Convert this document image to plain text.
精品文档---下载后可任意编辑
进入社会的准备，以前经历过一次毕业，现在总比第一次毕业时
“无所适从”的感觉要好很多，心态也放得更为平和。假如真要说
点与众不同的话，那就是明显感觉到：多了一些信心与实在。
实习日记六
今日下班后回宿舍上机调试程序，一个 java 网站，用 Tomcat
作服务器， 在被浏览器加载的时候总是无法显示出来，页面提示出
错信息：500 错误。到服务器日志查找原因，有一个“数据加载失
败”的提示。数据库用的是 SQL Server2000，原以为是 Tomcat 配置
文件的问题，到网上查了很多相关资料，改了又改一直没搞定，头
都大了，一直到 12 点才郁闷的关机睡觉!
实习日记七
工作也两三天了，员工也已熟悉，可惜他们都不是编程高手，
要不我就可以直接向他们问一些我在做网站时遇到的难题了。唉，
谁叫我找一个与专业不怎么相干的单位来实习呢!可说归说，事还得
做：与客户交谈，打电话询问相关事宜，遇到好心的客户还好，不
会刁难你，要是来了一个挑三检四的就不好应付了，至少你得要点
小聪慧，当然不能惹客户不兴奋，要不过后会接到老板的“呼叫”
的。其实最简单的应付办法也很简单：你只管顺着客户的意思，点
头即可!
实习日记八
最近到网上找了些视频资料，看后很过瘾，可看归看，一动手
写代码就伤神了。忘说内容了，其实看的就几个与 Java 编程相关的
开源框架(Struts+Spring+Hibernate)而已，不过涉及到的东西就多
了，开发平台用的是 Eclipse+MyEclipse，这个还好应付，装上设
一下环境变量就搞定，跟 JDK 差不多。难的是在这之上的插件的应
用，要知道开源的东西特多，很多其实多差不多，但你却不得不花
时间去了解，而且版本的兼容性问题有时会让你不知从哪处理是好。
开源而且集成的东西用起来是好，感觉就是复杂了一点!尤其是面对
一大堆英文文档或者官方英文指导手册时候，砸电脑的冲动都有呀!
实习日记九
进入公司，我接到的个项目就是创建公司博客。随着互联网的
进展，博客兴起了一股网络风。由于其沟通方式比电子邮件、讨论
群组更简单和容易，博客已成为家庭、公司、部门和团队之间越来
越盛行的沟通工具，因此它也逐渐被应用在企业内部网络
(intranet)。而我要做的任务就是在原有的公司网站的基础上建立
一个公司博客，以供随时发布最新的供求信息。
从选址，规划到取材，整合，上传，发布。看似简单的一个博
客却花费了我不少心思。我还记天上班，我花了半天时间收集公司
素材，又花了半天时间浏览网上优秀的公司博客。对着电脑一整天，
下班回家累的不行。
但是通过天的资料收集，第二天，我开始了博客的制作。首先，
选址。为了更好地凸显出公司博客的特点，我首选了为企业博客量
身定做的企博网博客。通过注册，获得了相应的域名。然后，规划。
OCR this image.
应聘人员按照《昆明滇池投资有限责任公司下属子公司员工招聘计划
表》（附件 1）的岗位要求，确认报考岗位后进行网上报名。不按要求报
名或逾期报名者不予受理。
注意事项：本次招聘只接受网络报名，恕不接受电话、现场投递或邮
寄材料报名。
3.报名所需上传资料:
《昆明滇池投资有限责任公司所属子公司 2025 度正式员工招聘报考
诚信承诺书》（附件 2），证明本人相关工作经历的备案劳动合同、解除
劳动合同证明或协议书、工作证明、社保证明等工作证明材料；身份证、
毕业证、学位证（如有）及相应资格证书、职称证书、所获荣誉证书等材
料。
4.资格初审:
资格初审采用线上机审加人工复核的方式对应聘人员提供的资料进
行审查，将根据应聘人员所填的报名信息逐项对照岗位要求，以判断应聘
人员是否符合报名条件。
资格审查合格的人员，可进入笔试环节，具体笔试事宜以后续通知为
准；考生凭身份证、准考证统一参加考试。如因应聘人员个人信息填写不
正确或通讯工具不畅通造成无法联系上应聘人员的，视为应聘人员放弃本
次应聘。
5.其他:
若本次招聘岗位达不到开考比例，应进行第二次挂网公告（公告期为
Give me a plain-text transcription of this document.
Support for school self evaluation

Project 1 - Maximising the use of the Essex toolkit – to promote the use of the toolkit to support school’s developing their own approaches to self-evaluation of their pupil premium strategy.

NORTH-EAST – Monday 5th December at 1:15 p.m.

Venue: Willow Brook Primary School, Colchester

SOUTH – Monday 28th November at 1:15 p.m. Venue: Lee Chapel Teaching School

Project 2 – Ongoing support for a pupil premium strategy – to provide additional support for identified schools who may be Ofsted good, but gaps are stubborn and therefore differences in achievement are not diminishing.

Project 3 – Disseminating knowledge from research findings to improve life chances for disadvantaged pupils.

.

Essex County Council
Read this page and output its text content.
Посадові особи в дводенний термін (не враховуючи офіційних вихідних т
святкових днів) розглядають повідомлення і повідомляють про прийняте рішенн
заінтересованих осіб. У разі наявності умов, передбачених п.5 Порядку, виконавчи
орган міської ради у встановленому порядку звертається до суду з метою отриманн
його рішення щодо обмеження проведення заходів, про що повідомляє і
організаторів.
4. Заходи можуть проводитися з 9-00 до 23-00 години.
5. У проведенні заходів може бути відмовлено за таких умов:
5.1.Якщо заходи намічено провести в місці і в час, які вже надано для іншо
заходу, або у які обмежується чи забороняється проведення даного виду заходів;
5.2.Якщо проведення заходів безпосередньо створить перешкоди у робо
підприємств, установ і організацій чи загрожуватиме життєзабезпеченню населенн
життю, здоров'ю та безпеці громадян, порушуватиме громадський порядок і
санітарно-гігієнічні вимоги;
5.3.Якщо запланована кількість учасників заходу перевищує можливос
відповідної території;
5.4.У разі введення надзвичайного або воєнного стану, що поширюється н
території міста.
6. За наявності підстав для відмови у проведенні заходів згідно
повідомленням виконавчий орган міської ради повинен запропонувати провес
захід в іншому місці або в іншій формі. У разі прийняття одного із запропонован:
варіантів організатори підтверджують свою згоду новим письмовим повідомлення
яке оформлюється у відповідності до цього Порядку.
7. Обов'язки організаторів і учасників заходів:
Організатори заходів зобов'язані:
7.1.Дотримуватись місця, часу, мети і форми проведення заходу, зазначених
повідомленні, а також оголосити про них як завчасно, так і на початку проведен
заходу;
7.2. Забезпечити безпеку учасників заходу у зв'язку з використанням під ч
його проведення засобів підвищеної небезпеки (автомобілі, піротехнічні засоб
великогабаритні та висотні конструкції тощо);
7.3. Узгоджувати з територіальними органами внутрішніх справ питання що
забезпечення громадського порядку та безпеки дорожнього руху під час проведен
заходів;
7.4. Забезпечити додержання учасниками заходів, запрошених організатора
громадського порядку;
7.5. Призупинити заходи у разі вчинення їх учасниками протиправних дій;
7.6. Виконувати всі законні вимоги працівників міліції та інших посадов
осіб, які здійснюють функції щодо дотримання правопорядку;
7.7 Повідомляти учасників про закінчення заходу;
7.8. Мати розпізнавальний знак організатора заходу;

Aim of the task:
The records above are to be repeated exactly, in their entirety.

Full response:
Convert this document image to plain text.
精品文档---下载后可任意编辑
进入社会的准备，以前经历过一次毕业，现在总比第一次毕业时
“无所适从”的感觉要好很多，心态也放得更为平和。假如真要说
点与众不同的话，那就是明显感觉到：多了一些信心与实在。
实习日记六
今日下班后回宿舍上机调试程序，一个 java 网站，用 Tomcat
作服务器， 在被浏览器加载的时候总是无法显示出来，页面提示出
错信息：500 错误。到服务器日志查找原因，有一个“数据加载失
败”的提示。数据库用的是 SQL Server2000，原以为是 Tomcat 配置
文件的问题，到网上查了很多相关资料，改了又改一直没搞定，头
都大了，一直到 12 点才郁闷的关机睡觉!
实习日记七
工作也两三天了，员工也已熟悉，可惜他们都不是编程高手，
要不我就可以直接向他们问一些我在做网站时遇到的难题了。唉，
谁叫我找一个与专业不怎么相干的单位来实习呢!可说归说，事还得
做：与客户交谈，打电话询问相关事宜，遇到好心的客户还好，不
会刁难你，要是来了一个挑三检四的就不好应付了，至少你得要点
小聪慧，当然不能惹客户不兴奋，要不过后会接到老板的“呼叫”
的。其实最简单的应付办法也很简单：你只管顺着客户的意思，点
头即可!
实习日记八
最近到网上找了些视频资料，看后很过瘾，可看归看，一动手
写代码就伤神了。忘说内容了，其实看的就几个与 Java 编程相关的
开源框架(Struts+Spring+Hibernate)而已，不过涉及到的东西就多
了，开发平台用的是 Eclipse+MyEclipse，这个还好应付，装上设
一下环境变量就搞定，跟 JDK 差不多。难的是在这之上的插件的应
用，要知道开源的东西特多，很多其实多差不多，但你却不得不花
时间去了解，而且版本的兼容性问题有时会让你不知从哪处理是好。
开源而且集成的东西用起来是好，感觉就是复杂了一点!尤其是面对
一大堆英文文档或者官方英文指导手册时候，砸电脑的冲动都有呀!
实习日记九
进入公司，我接到的个项目就是创建公司博客。随着互联网的
进展，博客兴起了一股网络风。由于其沟通方式比电子邮件、讨论
群组更简单和容易，博客已成为家庭、公司、部门和团队之间越来
越盛行的沟通工具，因此它也逐渐被应用在企业内部网络
(intranet)。而我要做的任务就是在原有的公司网站的基础上建立
一个公司博客，以供随时发布最新的供求信息。
从选址，规划到取材，整合，上传，发布。看似简单的一个博
客却花费了我不少心思。我还记天上班，我花了半天时间收集公司
素材，又花了半天时间浏览网上优秀的公司博客。对着电脑一整天，
下班回家累的不行。
但是通过天的资料收集，第二天，我开始了博客的制作。首先，
选址。为了更好地凸显出公司博客的特点，我首选了为企业博客量
身定做的企博网博客。通过注册，获得了相应的域名。然后，规划。
OCR this image.
应聘人员按照《昆明滇池投资有限责任公司下属子公司员工招聘计划
表》（附件 1）的岗位要求，确认报考岗位后进行网上报名。不按要求报
名或逾期报名者不予受理。
注意事项：本次招聘只接受网络报名，恕不接受电话、现场投递或邮
寄材料报名。
3.报名所需上传资料:
《昆明滇池投资有限责任公司所属子公司 2025 度正式员工招聘报考
诚信承诺书》（附件 2），证明本人相关工作经历的备案劳动合同、解除
劳动合同证明或协议书、工作证明、社保证明等工作证明材料；身份证、
毕业证、学位证（如有）及相应资格证书、职称证书、所获荣誉证书等材
料。
4.资格初审:
资格初审采用线上机审加人工复核的方式对应聘人员提供的资料进
行审查，将根据应聘人员所填的报名信息逐项对照岗位要求，以判断应聘
人员是否符合报名条件。
资格审查合格的人员，可进入笔试环节，具体笔试事宜以后续通知为
准；考生凭身份证、准考证统一参加考试。如因应聘人员个人信息填写不
正确或通讯工具不畅通造成无法联系上应聘人员的，视为应聘人员放弃本
次应聘。
5.其他:
若本次招聘岗位达不到开考比例，应进行第二次挂网公告（公告期为
Give me a plain-text transcription of this document.
Support for school self evaluation

Project 1 - Maximising the use of the Essex toolkit – to promote the use of the toolkit to support school’s developing their own approaches to self-evaluation of their pupil premium strategy.

NORTH-EAST – Monday 5th December at 1:15 p.m.

Venue: Willow Brook Primary School, Colchester

SOUTH – Monday 28th November at 1:15 p.m. Venue: Lee Chapel Teaching School

Project 2 – Ongoing support for a pupil premium strategy – to provide additional support for identified schools who may be Ofsted good, but gaps are stubborn and therefore differences in achievement are not diminishing.

Project 3 – Disseminating knowledge from research findings to improve life chances for disadvantaged pupils.

.

Essex County Council
Read this page and output its text content.
Посадові особи в дводенний термін (не враховуючи офіційних вихідних т
святкових днів) розглядають повідомлення і повідомляють про прийняте рішенн
заінтересованих осіб. У разі наявності умов, передбачених п.5 Порядку, виконавчи
орган міської ради у встановленому порядку звертається до суду з метою отриманн
його рішення щодо обмеження проведення заходів, про що повідомляє і
організаторів.
4. Заходи можуть проводитися з 9-00 до 23-00 години.
5. У проведенні заходів може бути відмовлено за таких умов:
5.1.Якщо заходи намічено провести в місці і в час, які вже надано для іншо
заходу, або у які обмежується чи забороняється проведення даного виду заходів;
5.2.Якщо проведення заходів безпосередньо створить перешкоди у робо
підприємств, установ і організацій чи загрожуватиме життєзабезпеченню населенн
життю, здоров'ю та безпеці громадян, порушуватиме громадський порядок і
санітарно-гігієнічні вимоги;
5.3.Якщо запланована кількість учасників заходу перевищує можливос
відповідної території;
5.4.У разі введення надзвичайного або воєнного стану, що поширюється н
території міста.
6. За наявності підстав для відмови у проведенні заходів згідно
повідомленням виконавчий орган міської ради повинен запропонувати провес
захід в іншому місці або в іншій формі. У разі прийняття одного із запропонован:
варіантів організатори підтверджують свою згоду новим письмовим повідомлення
яке оформлюється у відповідності до цього Порядку.
7. Обов'язки організаторів і учасників заходів:
Організатори заходів зобов'язані:
7.1.Дотримуватись місця, часу, мети і форми проведення заходу, зазначених
повідомленні, а також оголосити про них як завчасно, так і на початку проведен
заходу;
7.2. Забезпечити безпеку учасників заходу у зв'язку з використанням під ч
його проведення засобів підвищеної небезпеки (автомобілі, піротехнічні засоб
великогабаритні та висотні конструкції тощо);
7.3. Узгоджувати з територіальними органами внутрішніх справ питання що
забезпечення громадського порядку та безпеки дорожнього руху під час проведен
заходів;
7.4. Забезпечити додержання учасниками заходів, запрошених організатора
громадського порядку;
7.5. Призупинити заходи у разі вчинення їх учасниками протиправних дій;
7.6. Виконувати всі законні вимоги працівників міліції та інших посадов
осіб, які здійснюють функції щодо дотримання правопорядку;
7.7 Повідомляти учасників про закінчення заходу;
7.8. Мати розпізнавальний знак організатора заходу;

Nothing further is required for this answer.